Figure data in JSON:

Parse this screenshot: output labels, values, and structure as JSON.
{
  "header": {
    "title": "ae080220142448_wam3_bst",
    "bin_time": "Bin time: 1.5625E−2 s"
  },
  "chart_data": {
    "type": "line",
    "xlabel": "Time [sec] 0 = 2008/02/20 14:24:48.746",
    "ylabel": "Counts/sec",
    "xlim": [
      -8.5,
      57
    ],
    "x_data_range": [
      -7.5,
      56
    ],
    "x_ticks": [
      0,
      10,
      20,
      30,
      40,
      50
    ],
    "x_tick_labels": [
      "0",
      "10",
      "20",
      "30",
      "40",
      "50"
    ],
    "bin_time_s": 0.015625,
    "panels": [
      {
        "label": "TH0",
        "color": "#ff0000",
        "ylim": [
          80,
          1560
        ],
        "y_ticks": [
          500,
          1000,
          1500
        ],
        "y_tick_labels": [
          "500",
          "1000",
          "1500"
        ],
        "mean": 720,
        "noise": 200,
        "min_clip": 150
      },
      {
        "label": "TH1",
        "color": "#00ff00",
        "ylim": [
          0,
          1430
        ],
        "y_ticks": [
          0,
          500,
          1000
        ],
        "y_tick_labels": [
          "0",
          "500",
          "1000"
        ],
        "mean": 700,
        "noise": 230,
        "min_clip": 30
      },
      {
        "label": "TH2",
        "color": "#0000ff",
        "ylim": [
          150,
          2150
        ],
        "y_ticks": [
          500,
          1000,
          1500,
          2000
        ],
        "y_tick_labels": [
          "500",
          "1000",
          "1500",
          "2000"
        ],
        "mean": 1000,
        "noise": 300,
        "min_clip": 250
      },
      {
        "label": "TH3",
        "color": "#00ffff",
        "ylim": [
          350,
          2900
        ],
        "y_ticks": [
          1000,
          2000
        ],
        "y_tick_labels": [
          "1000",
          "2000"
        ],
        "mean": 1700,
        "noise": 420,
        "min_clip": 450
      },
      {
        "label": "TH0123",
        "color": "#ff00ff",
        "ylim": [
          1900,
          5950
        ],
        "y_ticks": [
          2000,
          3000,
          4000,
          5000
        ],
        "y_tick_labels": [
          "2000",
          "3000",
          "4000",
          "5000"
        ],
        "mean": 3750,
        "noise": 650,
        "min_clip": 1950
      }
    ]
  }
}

### THE REQUEST
Return the listing above in its exact form.

### ANSWER BELOW
Parse this screenshot: output labels, values, and structure as JSON.
{
  "header": {
    "title": "ae080220142448_wam3_bst",
    "bin_time": "Bin time: 1.5625E−2 s"
  },
  "chart_data": {
    "type": "line",
    "xlabel": "Time [sec] 0 = 2008/02/20 14:24:48.746",
    "ylabel": "Counts/sec",
    "xlim": [
      -8.5,
      57
    ],
    "x_data_range": [
      -7.5,
      56
    ],
    "x_ticks": [
      0,
      10,
      20,
      30,
      40,
      50
    ],
    "x_tick_labels": [
      "0",
      "10",
      "20",
      "30",
      "40",
      "50"
    ],
    "bin_time_s": 0.015625,
    "panels": [
      {
        "label": "TH0",
        "color": "#ff0000",
        "ylim": [
          80,
          1560
        ],
        "y_ticks": [
          500,
          1000,
          1500
        ],
        "y_tick_labels": [
          "500",
          "1000",
          "1500"
        ],
        "mean": 720,
        "noise": 200,
        "min_clip": 150
      },
      {
        "label": "TH1",
        "color": "#00ff00",
        "ylim": [
          0,
          1430
        ],
        "y_ticks": [
          0,
          500,
          1000
        ],
        "y_tick_labels": [
          "0",
          "500",
          "1000"
        ],
        "mean": 700,
        "noise": 230,
        "min_clip": 30
      },
      {
        "label": "TH2",
        "color": "#0000ff",
        "ylim": [
          150,
          2150
        ],
        "y_ticks": [
          500,
          1000,
          1500,
          2000
        ],
        "y_tick_labels": [
          "500",
          "1000",
          "1500",
          "2000"
        ],
        "mean": 1000,
        "noise": 300,
        "min_clip": 250
      },
      {
        "label": "TH3",
        "color": "#00ffff",
        "ylim": [
          350,
          2900
        ],
        "y_ticks": [
          1000,
          2000
        ],
        "y_tick_labels": [
          "1000",
          "2000"
        ],
        "mean": 1700,
        "noise": 420,
        "min_clip": 450
      },
      {
        "label": "TH0123",
        "color": "#ff00ff",
        "ylim": [
          1900,
          5950
        ],
        "y_ticks": [
          2000,
          3000,
          4000,
          5000
        ],
        "y_tick_labels": [
          "2000",
          "3000",
          "4000",
          "5000"
        ],
        "mean": 3750,
        "noise": 650,
        "min_clip": 1950
      }
    ]
  }
}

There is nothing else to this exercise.